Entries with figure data
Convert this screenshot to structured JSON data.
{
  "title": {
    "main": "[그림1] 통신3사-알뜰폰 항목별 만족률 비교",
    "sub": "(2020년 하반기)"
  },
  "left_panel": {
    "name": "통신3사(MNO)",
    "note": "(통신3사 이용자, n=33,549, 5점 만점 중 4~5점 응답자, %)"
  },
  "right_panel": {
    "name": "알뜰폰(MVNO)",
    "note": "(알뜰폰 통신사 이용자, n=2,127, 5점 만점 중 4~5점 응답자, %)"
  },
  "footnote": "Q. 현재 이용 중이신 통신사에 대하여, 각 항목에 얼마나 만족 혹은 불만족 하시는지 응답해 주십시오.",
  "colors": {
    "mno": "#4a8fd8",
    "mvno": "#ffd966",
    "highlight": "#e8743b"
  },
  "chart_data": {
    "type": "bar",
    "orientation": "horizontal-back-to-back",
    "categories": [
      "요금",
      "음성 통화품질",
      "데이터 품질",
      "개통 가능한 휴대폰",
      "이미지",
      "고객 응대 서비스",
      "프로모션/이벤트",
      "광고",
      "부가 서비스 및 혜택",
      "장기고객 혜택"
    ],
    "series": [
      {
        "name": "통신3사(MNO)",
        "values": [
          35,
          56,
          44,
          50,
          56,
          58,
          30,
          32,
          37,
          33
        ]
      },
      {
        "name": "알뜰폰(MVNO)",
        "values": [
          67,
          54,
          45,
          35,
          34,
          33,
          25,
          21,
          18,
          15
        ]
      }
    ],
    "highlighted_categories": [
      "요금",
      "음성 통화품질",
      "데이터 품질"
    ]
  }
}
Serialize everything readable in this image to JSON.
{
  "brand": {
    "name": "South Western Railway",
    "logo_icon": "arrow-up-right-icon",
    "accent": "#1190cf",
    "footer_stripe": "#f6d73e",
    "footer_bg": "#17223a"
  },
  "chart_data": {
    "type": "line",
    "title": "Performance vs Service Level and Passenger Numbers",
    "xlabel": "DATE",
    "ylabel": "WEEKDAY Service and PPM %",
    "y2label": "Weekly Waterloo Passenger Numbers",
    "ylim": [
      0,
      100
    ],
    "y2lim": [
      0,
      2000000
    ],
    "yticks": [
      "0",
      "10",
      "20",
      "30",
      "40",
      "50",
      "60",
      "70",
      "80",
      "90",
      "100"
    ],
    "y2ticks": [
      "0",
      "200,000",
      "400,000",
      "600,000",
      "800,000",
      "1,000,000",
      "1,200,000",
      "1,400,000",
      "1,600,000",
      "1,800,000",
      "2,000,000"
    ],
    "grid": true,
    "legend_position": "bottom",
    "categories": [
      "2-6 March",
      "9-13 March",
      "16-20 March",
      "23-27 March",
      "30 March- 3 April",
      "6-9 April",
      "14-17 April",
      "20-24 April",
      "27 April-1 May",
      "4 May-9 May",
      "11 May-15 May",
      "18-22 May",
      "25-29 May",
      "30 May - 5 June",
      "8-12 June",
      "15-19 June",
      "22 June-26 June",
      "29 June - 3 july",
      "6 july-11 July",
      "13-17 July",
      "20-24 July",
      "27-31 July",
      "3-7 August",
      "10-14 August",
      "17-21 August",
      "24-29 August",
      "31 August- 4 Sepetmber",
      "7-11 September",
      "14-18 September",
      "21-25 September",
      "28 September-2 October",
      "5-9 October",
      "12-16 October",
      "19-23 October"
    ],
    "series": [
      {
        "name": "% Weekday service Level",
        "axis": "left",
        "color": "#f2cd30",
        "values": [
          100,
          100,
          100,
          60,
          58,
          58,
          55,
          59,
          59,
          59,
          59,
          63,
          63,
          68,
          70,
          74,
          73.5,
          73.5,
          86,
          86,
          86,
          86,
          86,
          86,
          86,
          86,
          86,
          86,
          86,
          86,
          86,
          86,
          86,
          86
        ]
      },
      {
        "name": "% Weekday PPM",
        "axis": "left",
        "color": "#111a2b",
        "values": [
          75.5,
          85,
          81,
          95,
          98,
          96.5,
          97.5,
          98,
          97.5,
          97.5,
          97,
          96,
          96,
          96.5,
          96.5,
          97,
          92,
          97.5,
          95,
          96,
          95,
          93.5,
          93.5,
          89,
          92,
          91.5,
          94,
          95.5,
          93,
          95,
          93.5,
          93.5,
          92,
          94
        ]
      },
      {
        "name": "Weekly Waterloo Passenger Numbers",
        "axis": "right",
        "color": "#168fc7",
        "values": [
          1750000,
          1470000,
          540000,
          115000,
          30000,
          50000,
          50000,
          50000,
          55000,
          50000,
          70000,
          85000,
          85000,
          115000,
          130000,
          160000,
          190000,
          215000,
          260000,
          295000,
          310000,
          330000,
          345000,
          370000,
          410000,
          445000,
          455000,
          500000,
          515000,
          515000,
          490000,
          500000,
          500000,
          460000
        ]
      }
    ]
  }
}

Task to carry out
Copy every record exactly, with nothing added or dropped.

Correct answer
Convert this screenshot to structured JSON data.
{
  "title": {
    "main": "[그림1] 통신3사-알뜰폰 항목별 만족률 비교",
    "sub": "(2020년 하반기)"
  },
  "left_panel": {
    "name": "통신3사(MNO)",
    "note": "(통신3사 이용자, n=33,549, 5점 만점 중 4~5점 응답자, %)"
  },
  "right_panel": {
    "name": "알뜰폰(MVNO)",
    "note": "(알뜰폰 통신사 이용자, n=2,127, 5점 만점 중 4~5점 응답자, %)"
  },
  "footnote": "Q. 현재 이용 중이신 통신사에 대하여, 각 항목에 얼마나 만족 혹은 불만족 하시는지 응답해 주십시오.",
  "colors": {
    "mno": "#4a8fd8",
    "mvno": "#ffd966",
    "highlight": "#e8743b"
  },
  "chart_data": {
    "type": "bar",
    "orientation": "horizontal-back-to-back",
    "categories": [
      "요금",
      "음성 통화품질",
      "데이터 품질",
      "개통 가능한 휴대폰",
      "이미지",
      "고객 응대 서비스",
      "프로모션/이벤트",
      "광고",
      "부가 서비스 및 혜택",
      "장기고객 혜택"
    ],
    "series": [
      {
        "name": "통신3사(MNO)",
        "values": [
          35,
          56,
          44,
          50,
          56,
          58,
          30,
          32,
          37,
          33
        ]
      },
      {
        "name": "알뜰폰(MVNO)",
        "values": [
          67,
          54,
          45,
          35,
          34,
          33,
          25,
          21,
          18,
          15
        ]
      }
    ],
    "highlighted_categories": [
      "요금",
      "음성 통화품질",
      "데이터 품질"
    ]
  }
}
Serialize everything readable in this image to JSON.
{
  "brand": {
    "name": "South Western Railway",
    "logo_icon": "arrow-up-right-icon",
    "accent": "#1190cf",
    "footer_stripe": "#f6d73e",
    "footer_bg": "#17223a"
  },
  "chart_data": {
    "type": "line",
    "title": "Performance vs Service Level and Passenger Numbers",
    "xlabel": "DATE",
    "ylabel": "WEEKDAY Service and PPM %",
    "y2label": "Weekly Waterloo Passenger Numbers",
    "ylim": [
      0,
      100
    ],
    "y2lim": [
      0,
      2000000
    ],
    "yticks": [
      "0",
      "10",
      "20",
      "30",
      "40",
      "50",
      "60",
      "70",
      "80",
      "90",
      "100"
    ],
    "y2ticks": [
      "0",
      "200,000",
      "400,000",
      "600,000",
      "800,000",
      "1,000,000",
      "1,200,000",
      "1,400,000",
      "1,600,000",
      "1,800,000",
      "2,000,000"
    ],
    "grid": true,
    "legend_position": "bottom",
    "categories": [
      "2-6 March",
      "9-13 March",
      "16-20 March",
      "23-27 March",
      "30 March- 3 April",
      "6-9 April",
      "14-17 April",
      "20-24 April",
      "27 April-1 May",
      "4 May-9 May",
      "11 May-15 May",
      "18-22 May",
      "25-29 May",
      "30 May - 5 June",
      "8-12 June",
      "15-19 June",
      "22 June-26 June",
      "29 June - 3 july",
      "6 july-11 July",
      "13-17 July",
      "20-24 July",
      "27-31 July",
      "3-7 August",
      "10-14 August",
      "17-21 August",
      "24-29 August",
      "31 August- 4 Sepetmber",
      "7-11 September",
      "14-18 September",
      "21-25 September",
      "28 September-2 October",
      "5-9 October",
      "12-16 October",
      "19-23 October"
    ],
    "series": [
      {
        "name": "% Weekday service Level",
        "axis": "left",
        "color": "#f2cd30",
        "values": [
          100,
          100,
          100,
          60,
          58,
          58,
          55,
          59,
          59,
          59,
          59,
          63,
          63,
          68,
          70,
          74,
          73.5,
          73.5,
          86,
          86,
          86,
          86,
          86,
          86,
          86,
          86,
          86,
          86,
          86,
          86,
          86,
          86,
          86,
          86
        ]
      },
      {
        "name": "% Weekday PPM",
        "axis": "left",
        "color": "#111a2b",
        "values": [
          75.5,
          85,
          81,
          95,
          98,
          96.5,
          97.5,
          98,
          97.5,
          97.5,
          97,
          96,
          96,
          96.5,
          96.5,
          97,
          92,
          97.5,
          95,
          96,
          95,
          93.5,
          93.5,
          89,
          92,
          91.5,
          94,
          95.5,
          93,
          95,
          93.5,
          93.5,
          92,
          94
        ]
      },
      {
        "name": "Weekly Waterloo Passenger Numbers",
        "axis": "right",
        "color": "#168fc7",
        "values": [
          1750000,
          1470000,
          540000,
          115000,
          30000,
          50000,
          50000,
          50000,
          55000,
          50000,
          70000,
          85000,
          85000,
          115000,
          130000,
          160000,
          190000,
          215000,
          260000,
          295000,
          310000,
          330000,
          345000,
          370000,
          410000,
          445000,
          455000,
          500000,
          515000,
          515000,
          490000,
          500000,
          500000,
          460000
        ]
      }
    ]
  }
}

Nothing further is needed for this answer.